● Required task
The records below must be written out exactly, with every picture left behind.

● Extracted data entries
————

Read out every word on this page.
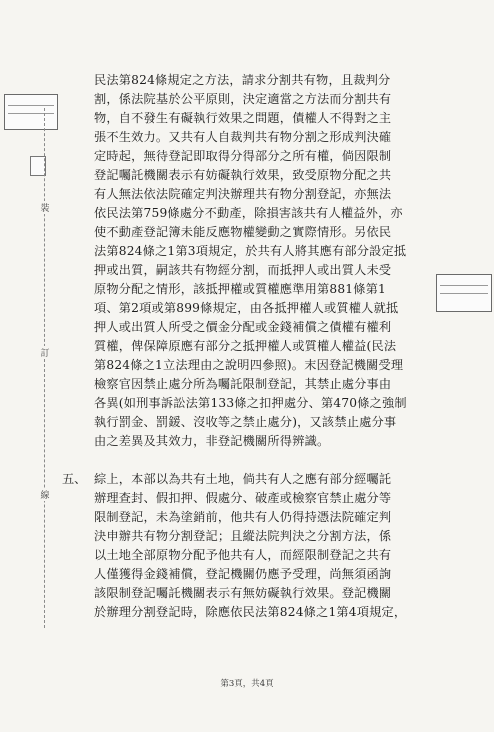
裝
訂
線
民法第824條規定之方法，請求分割共有物，且裁判分
割，係法院基於公平原則，決定適當之方法而分割共有
物，自不發生有礙執行效果之問題，債權人不得對之主
張不生效力。又共有人自裁判共有物分割之形成判決確
定時起，無待登記即取得分得部分之所有權，倘因限制
登記囑託機關表示有妨礙執行效果，致受原物分配之共
有人無法依法院確定判決辦理共有物分割登記，亦無法
依民法第759條處分不動產，除損害該共有人權益外，亦
使不動產登記簿未能反應物權變動之實際情形。另依民
法第824條之1第3項規定，於共有人將其應有部分設定抵
押或出質，嗣該共有物經分割，而抵押人或出質人未受
原物分配之情形，該抵押權或質權應準用第881條第1
項、第2項或第899條規定，由各抵押權人或質權人就抵
押人或出質人所受之價金分配或金錢補償之債權有權利
質權，俾保障原應有部分之抵押權人或質權人權益(民法
第824條之1立法理由之說明四參照)。末因登記機關受理
檢察官因禁止處分所為囑託限制登記，其禁止處分事由
各異(如刑事訴訟法第133條之扣押處分、第470條之強制
執行罰金、罰鍰、沒收等之禁止處分)，又該禁止處分事
由之差異及其效力，非登記機關所得辨識。
五、 綜上，本部以為共有土地，倘共有人之應有部分經囑託
辦理查封、假扣押、假處分、破產或檢察官禁止處分等
限制登記，未為塗銷前，他共有人仍得持憑法院確定判
決申辦共有物分割登記；且縱法院判決之分割方法，係
以土地全部原物分配予他共有人，而經限制登記之共有
人僅獲得金錢補償，登記機關仍應予受理，尚無須函詢
該限制登記囑託機關表示有無妨礙執行效果。登記機關
於辦理分割登記時，除應依民法第824條之1第4項規定，
第3頁，共4頁
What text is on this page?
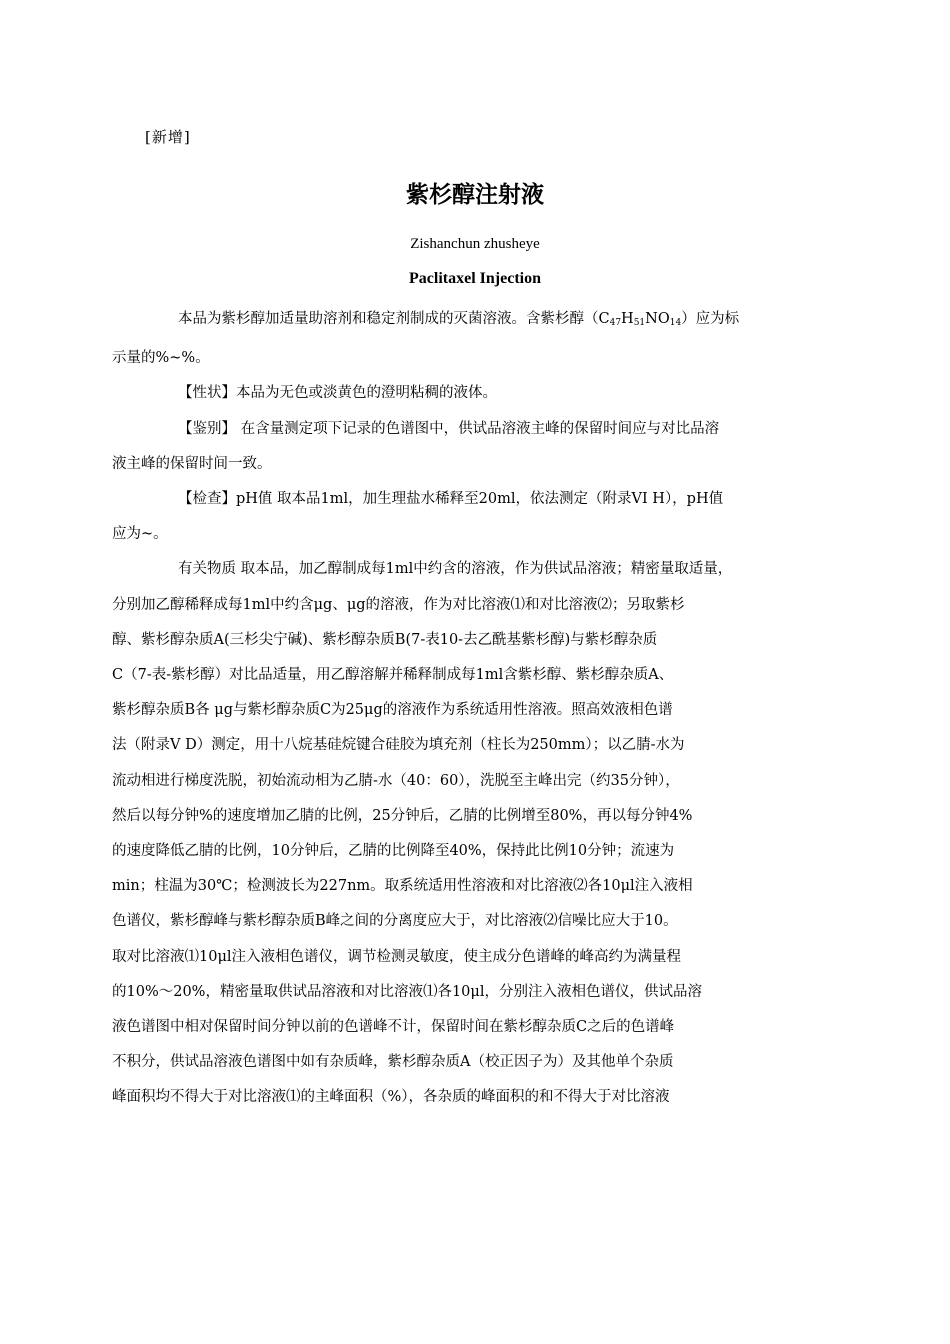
[新增]
紫杉醇注射液
Zishanchun zhusheye
Paclitaxel Injection

本品为紫杉醇加适量助溶剂和稳定剂制成的灭菌溶液。含紫杉醇$(C_{47}H_{51}NO_{14})$应为标
示量的%~%。

【性状】本品为无色或淡黄色的澄明粘稠的液体。

【鉴别】 在含量测定项下记录的色谱图中，供试品溶液主峰的保留时间应与对比品溶
液主峰的保留时间一致。

【检查】pH值 取本品1ml，加生理盐水稀释至20ml，依法测定（附录VI H），pH值
应为~。

有关物质 取本品，加乙醇制成每1ml中约含的溶液，作为供试品溶液；精密量取适量，
分别加乙醇稀释成每1ml中约含μg、μg的溶液，作为对比溶液⑴和对比溶液⑵；另取紫杉
醇、紫杉醇杂质A(三杉尖宁碱)、紫杉醇杂质B(7-表10-去乙酰基紫杉醇)与紫杉醇杂质
C（7-表-紫杉醇）对比品适量，用乙醇溶解并稀释制成每1ml含紫杉醇、紫杉醇杂质A、
紫杉醇杂质B各 μg与紫杉醇杂质C为25μg的溶液作为系统适用性溶液。照高效液相色谱
法（附录V D）测定，用十八烷基硅烷键合硅胶为填充剂（柱长为250mm）；以乙腈-水为
流动相进行梯度洗脱，初始流动相为乙腈-水（40：60），洗脱至主峰出完（约35分钟），
然后以每分钟%的速度增加乙腈的比例，25分钟后，乙腈的比例增至80%，再以每分钟4%
的速度降低乙腈的比例，10分钟后，乙腈的比例降至40%，保持此比例10分钟；流速为
min；柱温为30℃；检测波长为227nm。取系统适用性溶液和对比溶液⑵各10μl注入液相
色谱仪，紫杉醇峰与紫杉醇杂质B峰之间的分离度应大于，对比溶液⑵信噪比应大于10。
取对比溶液⑴10μl注入液相色谱仪，调节检测灵敏度，使主成分色谱峰的峰高约为满量程
的10%～20%，精密量取供试品溶液和对比溶液⑴各10μl，分别注入液相色谱仪，供试品溶
液色谱图中相对保留时间分钟以前的色谱峰不计，保留时间在紫杉醇杂质C之后的色谱峰
不积分，供试品溶液色谱图中如有杂质峰，紫杉醇杂质A（校正因子为）及其他单个杂质
峰面积均不得大于对比溶液⑴的主峰面积（%），各杂质的峰面积的和不得大于对比溶液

————

● Correct response
Read out every word on this page.
裝
訂
線
民法第824條規定之方法，請求分割共有物，且裁判分
割，係法院基於公平原則，決定適當之方法而分割共有
物，自不發生有礙執行效果之問題，債權人不得對之主
張不生效力。又共有人自裁判共有物分割之形成判決確
定時起，無待登記即取得分得部分之所有權，倘因限制
登記囑託機關表示有妨礙執行效果，致受原物分配之共
有人無法依法院確定判決辦理共有物分割登記，亦無法
依民法第759條處分不動產，除損害該共有人權益外，亦
使不動產登記簿未能反應物權變動之實際情形。另依民
法第824條之1第3項規定，於共有人將其應有部分設定抵
押或出質，嗣該共有物經分割，而抵押人或出質人未受
原物分配之情形，該抵押權或質權應準用第881條第1
項、第2項或第899條規定，由各抵押權人或質權人就抵
押人或出質人所受之價金分配或金錢補償之債權有權利
質權，俾保障原應有部分之抵押權人或質權人權益(民法
第824條之1立法理由之說明四參照)。末因登記機關受理
檢察官因禁止處分所為囑託限制登記，其禁止處分事由
各異(如刑事訴訟法第133條之扣押處分、第470條之強制
執行罰金、罰鍰、沒收等之禁止處分)，又該禁止處分事
由之差異及其效力，非登記機關所得辨識。
五、 綜上，本部以為共有土地，倘共有人之應有部分經囑託
辦理查封、假扣押、假處分、破產或檢察官禁止處分等
限制登記，未為塗銷前，他共有人仍得持憑法院確定判
決申辦共有物分割登記；且縱法院判決之分割方法，係
以土地全部原物分配予他共有人，而經限制登記之共有
人僅獲得金錢補償，登記機關仍應予受理，尚無須函詢
該限制登記囑託機關表示有無妨礙執行效果。登記機關
於辦理分割登記時，除應依民法第824條之1第4項規定，
第3頁，共4頁
What text is on this page?
[新增]
紫杉醇注射液
Zishanchun zhusheye
Paclitaxel Injection

本品为紫杉醇加适量助溶剂和稳定剂制成的灭菌溶液。含紫杉醇$(C_{47}H_{51}NO_{14})$应为标
示量的%~%。

【性状】本品为无色或淡黄色的澄明粘稠的液体。

【鉴别】 在含量测定项下记录的色谱图中，供试品溶液主峰的保留时间应与对比品溶
液主峰的保留时间一致。

【检查】pH值 取本品1ml，加生理盐水稀释至20ml，依法测定（附录VI H），pH值
应为~。

有关物质 取本品，加乙醇制成每1ml中约含的溶液，作为供试品溶液；精密量取适量，
分别加乙醇稀释成每1ml中约含μg、μg的溶液，作为对比溶液⑴和对比溶液⑵；另取紫杉
醇、紫杉醇杂质A(三杉尖宁碱)、紫杉醇杂质B(7-表10-去乙酰基紫杉醇)与紫杉醇杂质
C（7-表-紫杉醇）对比品适量，用乙醇溶解并稀释制成每1ml含紫杉醇、紫杉醇杂质A、
紫杉醇杂质B各 μg与紫杉醇杂质C为25μg的溶液作为系统适用性溶液。照高效液相色谱
法（附录V D）测定，用十八烷基硅烷键合硅胶为填充剂（柱长为250mm）；以乙腈-水为
流动相进行梯度洗脱，初始流动相为乙腈-水（40：60），洗脱至主峰出完（约35分钟），
然后以每分钟%的速度增加乙腈的比例，25分钟后，乙腈的比例增至80%，再以每分钟4%
的速度降低乙腈的比例，10分钟后，乙腈的比例降至40%，保持此比例10分钟；流速为
min；柱温为30℃；检测波长为227nm。取系统适用性溶液和对比溶液⑵各10μl注入液相
色谱仪，紫杉醇峰与紫杉醇杂质B峰之间的分离度应大于，对比溶液⑵信噪比应大于10。
取对比溶液⑴10μl注入液相色谱仪，调节检测灵敏度，使主成分色谱峰的峰高约为满量程
的10%～20%，精密量取供试品溶液和对比溶液⑴各10μl，分别注入液相色谱仪，供试品溶
液色谱图中相对保留时间分钟以前的色谱峰不计，保留时间在紫杉醇杂质C之后的色谱峰
不积分，供试品溶液色谱图中如有杂质峰，紫杉醇杂质A（校正因子为）及其他单个杂质
峰面积均不得大于对比溶液⑴的主峰面积（%），各杂质的峰面积的和不得大于对比溶液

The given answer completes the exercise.